§ DIRECTION:
Count the lines in the data below where the string "from" occurs, please, and give the number alone.
::: PROVIDED DATA
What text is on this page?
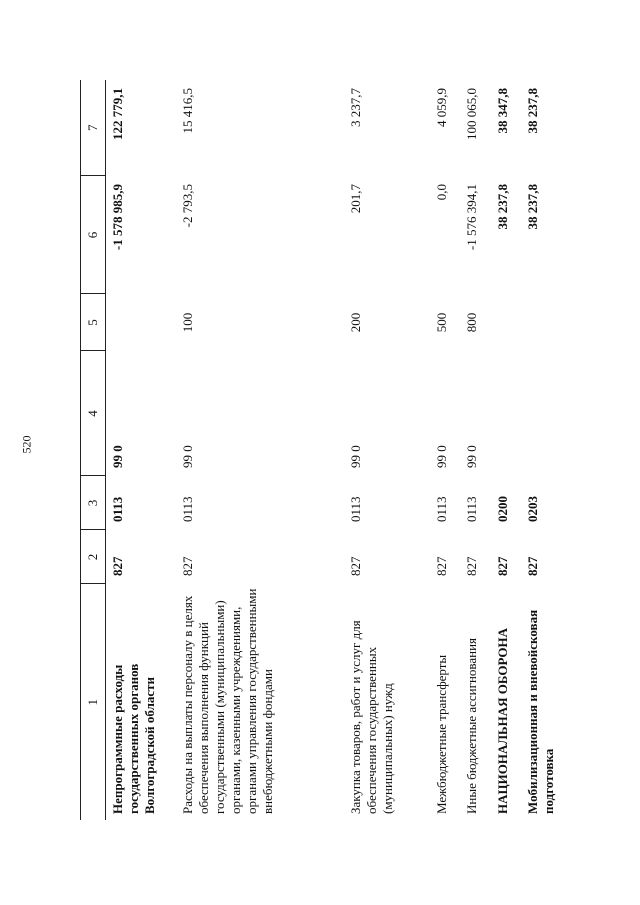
520
1	2	3	4	5	6	7
Непрограммные расходы государственных органов Волгоградской области	827	0113	99 0		-1 578 985,9	122 779,1
Расходы на выплаты персоналу в целях обеспечения выполнения функций государственными (муниципальными) органами, казенными учреждениями, органами управления государственными внебюджетными фондами	827	0113	99 0	100	-2 793,5	15 416,5
Закупка товаров, работ и услуг для обеспечения государственных (муниципальных) нужд	827	0113	99 0	200	201,7	3 237,7
Межбюджетные трансферты	827	0113	99 0	500	0,0	4 059,9
Иные бюджетные ассигнования	827	0113	99 0	800	-1 576 394,1	100 065,0
НАЦИОНАЛЬНАЯ ОБОРОНА	827	0200			38 237,8	38 347,8
Мобилизационная и вневойсковая подготовка	827	0203			38 237,8	38 237,8
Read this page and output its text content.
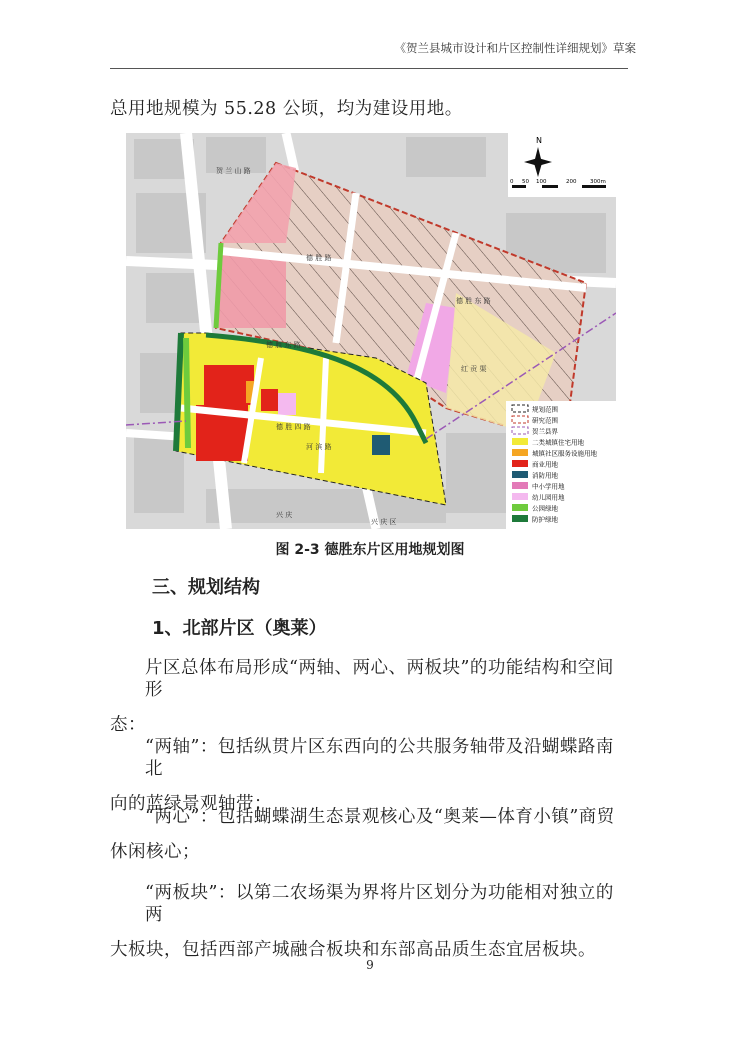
《贺兰县城市设计和片区控制性详细规划》草案
总用地规模为 55.28 公顷，均为建设用地。
德 胜 路
德 胜 东 路
兴 庆 区
红 贡 渠
德 胜 东 路
德 胜 四 路
河 滨 路
贺 兰 山 路
兴 庆
N
0 50 100	200 300m
规划范围
研究范围
贺兰县界
二类城镇住宅用地
城镇社区服务设施用地
商业用地
消防用地
中小学用地
幼儿园用地
公园绿地
防护绿地
图 2-3 德胜东片区用地规划图
三、规划结构
1、北部片区（奥莱）
片区总体布局形成“两轴、两心、两板块”的功能结构和空间形
态：
“两轴”：包括纵贯片区东西向的公共服务轴带及沿蝴蝶路南北
向的蓝绿景观轴带；
“两心”：包括蝴蝶湖生态景观核心及“奥莱—体育小镇”商贸
休闲核心；
“两板块”：以第二农场渠为界将片区划分为功能相对独立的两
大板块，包括西部产城融合板块和东部高品质生态宜居板块。
9
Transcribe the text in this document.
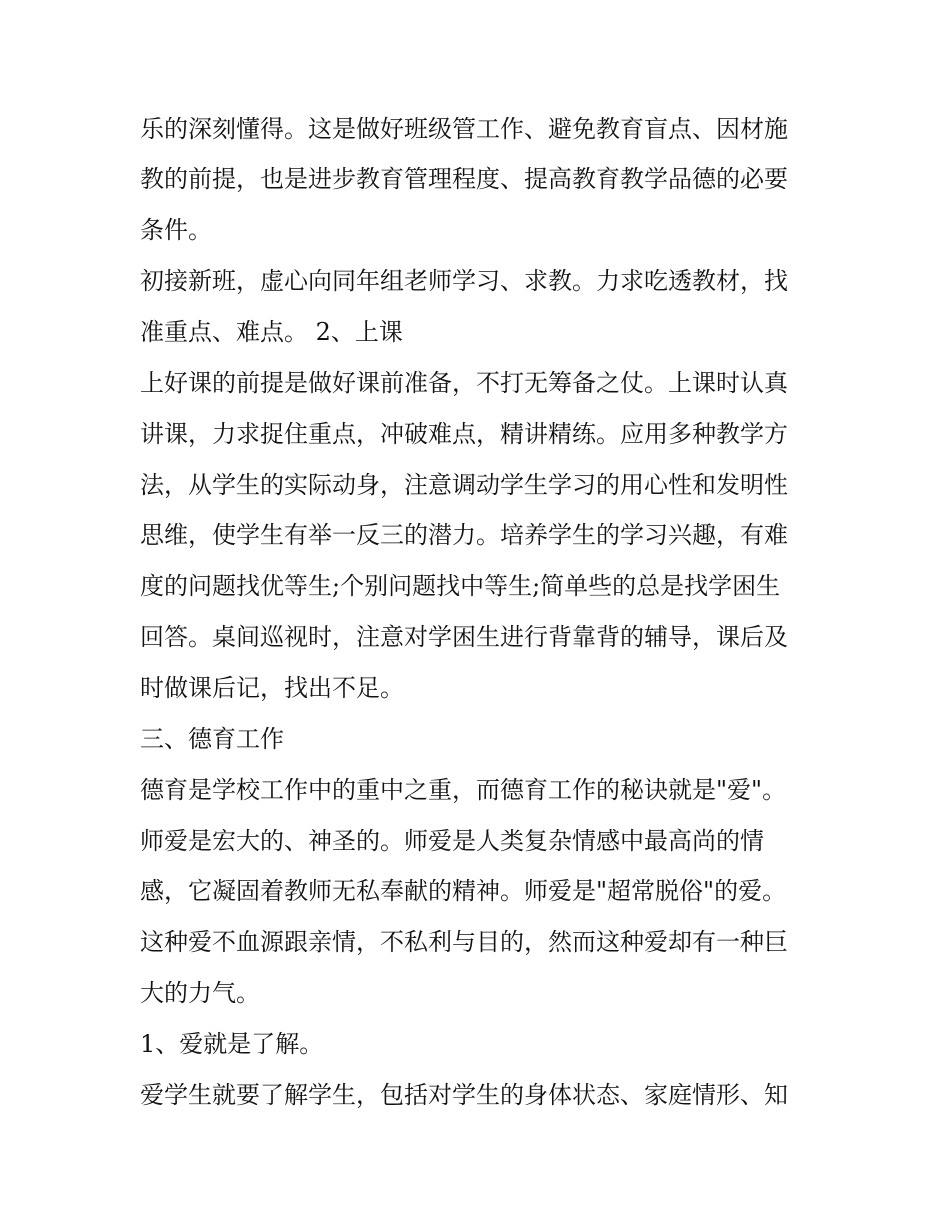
乐的深刻懂得。这是做好班级管工作、避免教育盲点、因材施
教的前提，也是进步教育管理程度、提高教育教学品德的必要
条件。
初接新班，虚心向同年组老师学习、求教。力求吃透教材，找
准重点、难点。 2、上课
上好课的前提是做好课前准备，不打无筹备之仗。上课时认真
讲课，力求捉住重点，冲破难点，精讲精练。应用多种教学方
法，从学生的实际动身，注意调动学生学习的用心性和发明性
思维，使学生有举一反三的潜力。培养学生的学习兴趣，有难
度的问题找优等生;个别问题找中等生;简单些的总是找学困生
回答。桌间巡视时，注意对学困生进行背靠背的辅导，课后及
时做课后记，找出不足。
三、德育工作
德育是学校工作中的重中之重，而德育工作的秘诀就是"爱"。
师爱是宏大的、神圣的。师爱是人类复杂情感中最高尚的情
感，它凝固着教师无私奉献的精神。师爱是"超常脱俗"的爱。
这种爱不血源跟亲情，不私利与目的，然而这种爱却有一种巨
大的力气。
1、爱就是了解。
爱学生就要了解学生，包括对学生的身体状态、家庭情形、知
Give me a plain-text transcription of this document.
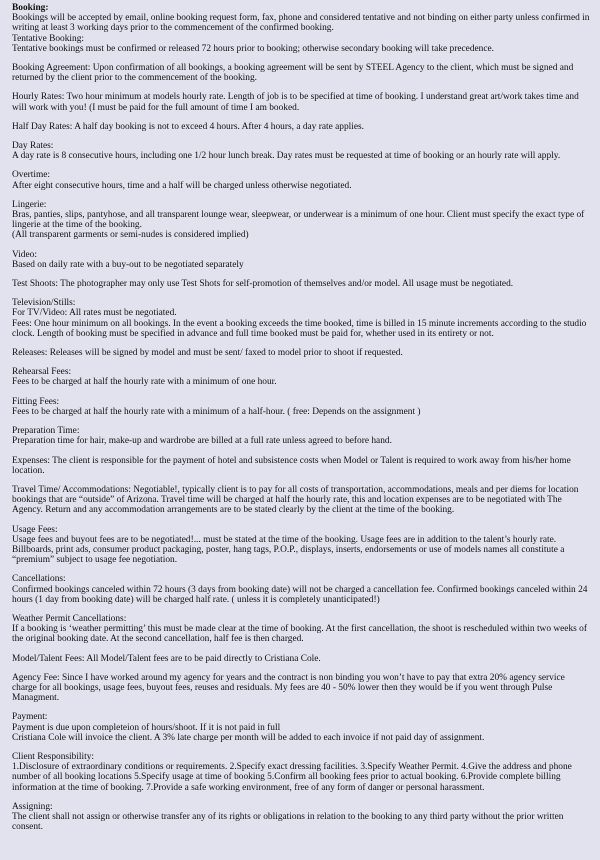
Booking:

Bookings will be accepted by email, online booking request form, fax, phone and considered tentative and not binding on either party unless confirmed in writing at least 3 working days prior to the commencement of the confirmed booking.

Tentative Booking:

Tentative bookings must be confirmed or released 72 hours prior to booking; otherwise secondary booking will take precedence.

Booking Agreement: Upon confirmation of all bookings, a booking agreement will be sent by STEEL Agency to the client, which must be signed and returned by the client prior to the commencement of the booking.

Hourly Rates: Two hour minimum at models hourly rate. Length of job is to be specified at time of booking. I understand great art/work takes time and will work with you! (I must be paid for the full amount of time I am booked.

Half Day Rates: A half day booking is not to exceed 4 hours. After 4 hours, a day rate applies.

Day Rates:

A day rate is 8 consecutive hours, including one 1/2 hour lunch break. Day rates must be requested at time of booking or an hourly rate will apply.

Overtime:

After eight consecutive hours, time and a half will be charged unless otherwise negotiated.

Lingerie:

Bras, panties, slips, pantyhose, and all transparent lounge wear, sleepwear, or underwear is a minimum of one hour. Client must specify the exact type of lingerie at the time of the booking.

(All transparent garments or semi-nudes is considered implied)

Video:

Based on daily rate with a buy-out to be negotiated separately

Test Shoots: The photographer may only use Test Shots for self-promotion of themselves and/or model. All usage must be negotiated.

Television/Stills:

For TV/Video: All rates must be negotiated.

Fees: One hour minimum on all bookings. In the event a booking exceeds the time booked, time is billed in 15 minute increments according to the studio clock. Length of booking must be specified in advance and full time booked must be paid for, whether used in its entirety or not.

Releases: Releases will be signed by model and must be sent/ faxed to model prior to shoot if requested.

Rehearsal Fees:

Fees to be charged at half the hourly rate with a minimum of one hour.

Fitting Fees:

Fees to be charged at half the hourly rate with a minimum of a half-hour. ( free: Depends on the assignment )

Preparation Time:

Preparation time for hair, make-up and wardrobe are billed at a full rate unless agreed to before hand.

Expenses: The client is responsible for the payment of hotel and subsistence costs when Model or Talent is required to work away from his/her home location.

Travel Time/ Accommodations: Negotiable!, typically client is to pay for all costs of transportation, accommodations, meals and per diems for location bookings that are “outside” of Arizona. Travel time will be charged at half the hourly rate, this and location expenses are to be negotiated with The Agency. Return and any accommodation arrangements are to be stated clearly by the client at the time of the booking.

Usage Fees:

Usage fees and buyout fees are to be negotiated!... must be stated at the time of the booking. Usage fees are in addition to the talent’s hourly rate. Billboards, print ads, consumer product packaging, poster, hang tags, P.O.P., displays, inserts, endorsements or use of models names all constitute a “premium” subject to usage fee negotiation.

Cancellations:

Confirmed bookings canceled within 72 hours (3 days from booking date) will not be charged a cancellation fee. Confirmed bookings canceled within 24 hours (1 day from booking date) will be charged half rate. ( unless it is completely unanticipated!)

Weather Permit Cancellations:

If a booking is ‘weather permitting’ this must be made clear at the time of booking. At the first cancellation, the shoot is rescheduled within two weeks of the original booking date. At the second cancellation, half fee is then charged.

Model/Talent Fees: All Model/Talent fees are to be paid directly to Cristiana Cole.

Agency Fee: Since I have worked around my agency for years and the contract is non binding you won’t have to pay that extra 20% agency service charge for all bookings, usage fees, buyout fees, reuses and residuals. My fees are 40 - 50% lower then they would be if you went through Pulse Managment.

Payment:

Payment is due upon completeion of hours/shoot. If it is not paid in full

Cristiana Cole will invoice the client. A 3% late charge per month will be added to each invoice if not paid day of assignment.

Client Responsibility:

1.Disclosure of extraordinary conditions or requirements. 2.Specify exact dressing facilities. 3.Specify Weather Permit. 4.Give the address and phone number of all booking locations 5.Specify usage at time of booking 5.Confirm all booking fees prior to actual booking. 6.Provide complete billing information at the time of booking. 7.Provide a safe working environment, free of any form of danger or personal harassment.

Assigning:

The client shall not assign or otherwise transfer any of its rights or obligations in relation to the booking to any third party without the prior written consent.
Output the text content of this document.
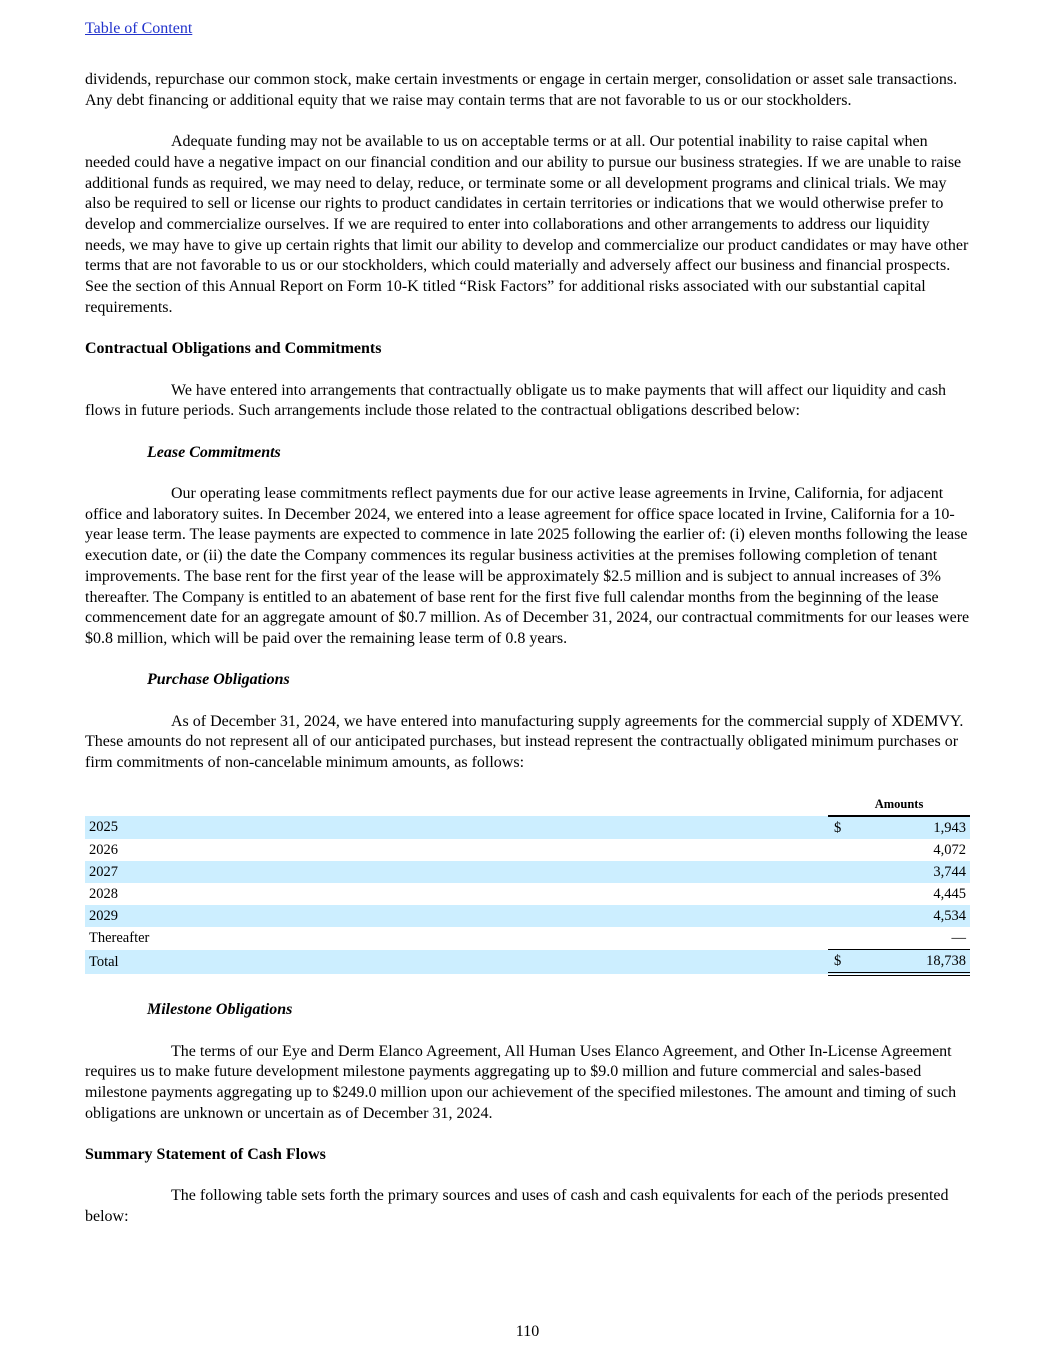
Table of Content

dividends, repurchase our common stock, make certain investments or engage in certain merger, consolidation or asset sale transactions. Any debt financing or additional equity that we raise may contain terms that are not favorable to us or our stockholders.

Adequate funding may not be available to us on acceptable terms or at all. Our potential inability to raise capital when needed could have a negative impact on our financial condition and our ability to pursue our business strategies. If we are unable to raise additional funds as required, we may need to delay, reduce, or terminate some or all development programs and clinical trials. We may also be required to sell or license our rights to product candidates in certain territories or indications that we would otherwise prefer to develop and commercialize ourselves. If we are required to enter into collaborations and other arrangements to address our liquidity needs, we may have to give up certain rights that limit our ability to develop and commercialize our product candidates or may have other terms that are not favorable to us or our stockholders, which could materially and adversely affect our business and financial prospects. See the section of this Annual Report on Form 10-K titled “Risk Factors” for additional risks associated with our substantial capital requirements.

Contractual Obligations and Commitments

We have entered into arrangements that contractually obligate us to make payments that will affect our liquidity and cash flows in future periods. Such arrangements include those related to the contractual obligations described below:

Lease Commitments

Our operating lease commitments reflect payments due for our active lease agreements in Irvine, California, for adjacent office and laboratory suites. In December 2024, we entered into a lease agreement for office space located in Irvine, California for a 10-year lease term. The lease payments are expected to commence in late 2025 following the earlier of: (i) eleven months following the lease execution date, or (ii) the date the Company commences its regular business activities at the premises following completion of tenant improvements. The base rent for the first year of the lease will be approximately $2.5 million and is subject to annual increases of 3% thereafter. The Company is entitled to an abatement of base rent for the first five full calendar months from the beginning of the lease commencement date for an aggregate amount of $0.7 million. As of December 31, 2024, our contractual commitments for our leases were $0.8 million, which will be paid over the remaining lease term of 0.8 years.

Purchase Obligations

As of December 31, 2024, we have entered into manufacturing supply agreements for the commercial supply of XDEMVY. These amounts do not represent all of our anticipated purchases, but instead represent the contractually obligated minimum purchases or firm commitments of non-cancelable minimum amounts, as follows:

	Amounts	
2025	$	1,943
2026		4,072
2027		3,744
2028		4,445
2029		4,534
Thereafter		—
Total	$	18,738
Milestone Obligations

The terms of our Eye and Derm Elanco Agreement, All Human Uses Elanco Agreement, and Other In-License Agreement requires us to make future development milestone payments aggregating up to $9.0 million and future commercial and sales-based milestone payments aggregating up to $249.0 million upon our achievement of the specified milestones. The amount and timing of such obligations are unknown or uncertain as of December 31, 2024.

Summary Statement of Cash Flows

The following table sets forth the primary sources and uses of cash and cash equivalents for each of the periods presented below:

110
::::::
§ FULL OUTPUT:
3